Aim 1
Set down the passage of the XPath question that begins at the words "Which outputs.." and stops after the words "what you want.", copying it verbatim.

Text
-- START --

I would like to use an xpath to get a list of list (or sequence of sequence) that groups extracted xml tags by parent element in order.
Here are my attempts so far using a minimal example..
import elementpath, lxml.etree
xml = '''<a>
<b c="1">
<d e="3"/>
<d e="4"/>
</b>
<b c="2">
<d e="5"/>
<d e="6"/>
</b>
</a>'''
tree = lxml.etree.fromstring(str.encode(xml))
xpath1 = '/a/b/d/@e'
xpath2 = 'for $b in (/a/b) return concat("[", $b/string-join(d/@e, ", "), "]")'
print('1:', elementpath.select(tree, xpath1))
print('2:', elementpath.select(tree, xpath2))
print('3:', [['3', '4'], ['5', '6']])
Which outputs..
1: ['3', '4', '5', '6']
2: ['[3, 4]', '[5, 6]']
3: [['3', '4'], ['5', '6']]
xpath1 returns a flattened list/sequence, with no grouping by parent element.
xpath2 is the closest I have come so far, but gives sub-arrays as string rather than array.
option 3 is what I am after
Anyone able to advise on a better way of doing this with just an xpath?
Thanks, Mark
[x.xpath('d/@e') for x in tree.xpath('/a/b')]gives you what you want.

-- END --

Dataset rows

-- START --

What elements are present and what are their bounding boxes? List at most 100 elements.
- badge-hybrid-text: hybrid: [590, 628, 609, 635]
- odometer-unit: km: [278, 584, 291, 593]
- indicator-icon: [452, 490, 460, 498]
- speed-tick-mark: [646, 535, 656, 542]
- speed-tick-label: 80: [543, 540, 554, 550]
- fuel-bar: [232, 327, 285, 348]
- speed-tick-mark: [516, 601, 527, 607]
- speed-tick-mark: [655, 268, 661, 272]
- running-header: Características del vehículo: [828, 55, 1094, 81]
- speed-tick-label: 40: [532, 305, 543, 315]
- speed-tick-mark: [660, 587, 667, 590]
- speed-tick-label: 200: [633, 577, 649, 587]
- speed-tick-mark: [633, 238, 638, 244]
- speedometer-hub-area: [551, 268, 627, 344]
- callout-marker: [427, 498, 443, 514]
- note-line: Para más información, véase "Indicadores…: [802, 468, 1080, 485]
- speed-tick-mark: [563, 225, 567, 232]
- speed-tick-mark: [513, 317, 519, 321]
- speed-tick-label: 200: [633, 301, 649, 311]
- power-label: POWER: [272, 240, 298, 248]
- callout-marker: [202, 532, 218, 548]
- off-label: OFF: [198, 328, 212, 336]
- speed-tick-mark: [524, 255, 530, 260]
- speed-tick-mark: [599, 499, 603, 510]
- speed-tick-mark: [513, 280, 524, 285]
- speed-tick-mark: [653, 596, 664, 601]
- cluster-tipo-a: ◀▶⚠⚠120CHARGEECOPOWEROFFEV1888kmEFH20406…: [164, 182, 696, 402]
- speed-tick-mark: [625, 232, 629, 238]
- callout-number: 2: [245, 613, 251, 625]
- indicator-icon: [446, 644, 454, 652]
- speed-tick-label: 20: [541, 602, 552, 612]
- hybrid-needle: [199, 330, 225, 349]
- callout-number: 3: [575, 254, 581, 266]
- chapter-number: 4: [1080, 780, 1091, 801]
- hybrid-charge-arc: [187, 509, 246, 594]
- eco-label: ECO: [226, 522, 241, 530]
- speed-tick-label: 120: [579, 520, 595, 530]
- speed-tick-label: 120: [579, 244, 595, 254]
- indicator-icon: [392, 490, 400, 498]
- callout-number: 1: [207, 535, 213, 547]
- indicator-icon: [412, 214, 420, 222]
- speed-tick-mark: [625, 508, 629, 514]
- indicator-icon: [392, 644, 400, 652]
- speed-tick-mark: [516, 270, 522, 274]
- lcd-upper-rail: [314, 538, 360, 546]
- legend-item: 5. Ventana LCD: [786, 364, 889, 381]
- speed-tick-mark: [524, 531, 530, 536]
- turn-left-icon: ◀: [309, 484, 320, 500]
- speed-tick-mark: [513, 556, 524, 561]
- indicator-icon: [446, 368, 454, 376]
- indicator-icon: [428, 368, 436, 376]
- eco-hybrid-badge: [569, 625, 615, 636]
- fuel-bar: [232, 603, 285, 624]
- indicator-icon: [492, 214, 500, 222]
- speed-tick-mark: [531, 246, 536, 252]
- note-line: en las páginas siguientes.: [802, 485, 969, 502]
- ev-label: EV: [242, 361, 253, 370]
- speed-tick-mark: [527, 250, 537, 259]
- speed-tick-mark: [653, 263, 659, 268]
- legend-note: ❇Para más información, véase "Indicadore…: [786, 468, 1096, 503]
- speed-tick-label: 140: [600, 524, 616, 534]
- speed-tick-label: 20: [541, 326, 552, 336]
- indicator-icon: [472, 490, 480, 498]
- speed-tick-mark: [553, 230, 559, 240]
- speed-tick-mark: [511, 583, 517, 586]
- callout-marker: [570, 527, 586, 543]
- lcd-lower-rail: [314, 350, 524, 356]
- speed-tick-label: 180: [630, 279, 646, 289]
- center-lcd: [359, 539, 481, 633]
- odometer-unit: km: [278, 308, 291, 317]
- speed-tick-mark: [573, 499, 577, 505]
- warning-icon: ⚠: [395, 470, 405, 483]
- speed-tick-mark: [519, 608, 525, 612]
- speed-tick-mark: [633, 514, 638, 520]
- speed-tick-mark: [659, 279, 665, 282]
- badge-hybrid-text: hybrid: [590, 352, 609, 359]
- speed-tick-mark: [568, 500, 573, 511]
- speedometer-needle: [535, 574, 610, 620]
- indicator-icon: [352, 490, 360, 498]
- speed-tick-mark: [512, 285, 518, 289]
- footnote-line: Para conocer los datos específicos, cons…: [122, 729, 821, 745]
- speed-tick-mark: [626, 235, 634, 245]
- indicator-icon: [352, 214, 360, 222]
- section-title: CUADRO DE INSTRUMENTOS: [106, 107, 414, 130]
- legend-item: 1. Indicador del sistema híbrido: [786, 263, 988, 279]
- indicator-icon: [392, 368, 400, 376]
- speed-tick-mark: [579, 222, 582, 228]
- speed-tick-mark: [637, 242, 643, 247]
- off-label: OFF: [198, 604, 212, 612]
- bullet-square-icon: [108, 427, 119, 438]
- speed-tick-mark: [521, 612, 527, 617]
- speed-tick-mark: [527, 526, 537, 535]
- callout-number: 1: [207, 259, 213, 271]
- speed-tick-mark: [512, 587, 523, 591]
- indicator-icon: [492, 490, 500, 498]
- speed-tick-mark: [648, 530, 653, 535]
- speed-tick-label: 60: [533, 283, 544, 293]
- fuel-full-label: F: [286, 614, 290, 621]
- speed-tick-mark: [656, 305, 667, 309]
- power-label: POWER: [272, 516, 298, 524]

-- END --

Aim 2
Extract the lines of the listing from its first line through the line that contains "- running-header: Características", including both, and reproduce them verbatim.

Exercise result 1
Which outputs..
1: ['3', '4', '5', '6']
2: ['[3, 4]', '[5, 6]']
3: [['3', '4'], ['5', '6']]
xpath1 returns a flattened list/sequence, with no grouping by parent element.
xpath2 is the closest I have come so far, but gives sub-arrays as string rather than array.
option 3 is what I am after
Anyone able to advise on a better way of doing this with just an xpath?
Thanks, Mark
[x.xpath('d/@e') for x in tree.xpath('/a/b')]gives you what you want.

Exercise result 2
What elements are present and what are their bounding boxes? List at most 100 elements.
- badge-hybrid-text: hybrid: [590, 628, 609, 635]
- odometer-unit: km: [278, 584, 291, 593]
- indicator-icon: [452, 490, 460, 498]
- speed-tick-mark: [646, 535, 656, 542]
- speed-tick-label: 80: [543, 540, 554, 550]
- fuel-bar: [232, 327, 285, 348]
- speed-tick-mark: [516, 601, 527, 607]
- speed-tick-mark: [655, 268, 661, 272]
- running-header: Características del vehículo: [828, 55, 1094, 81]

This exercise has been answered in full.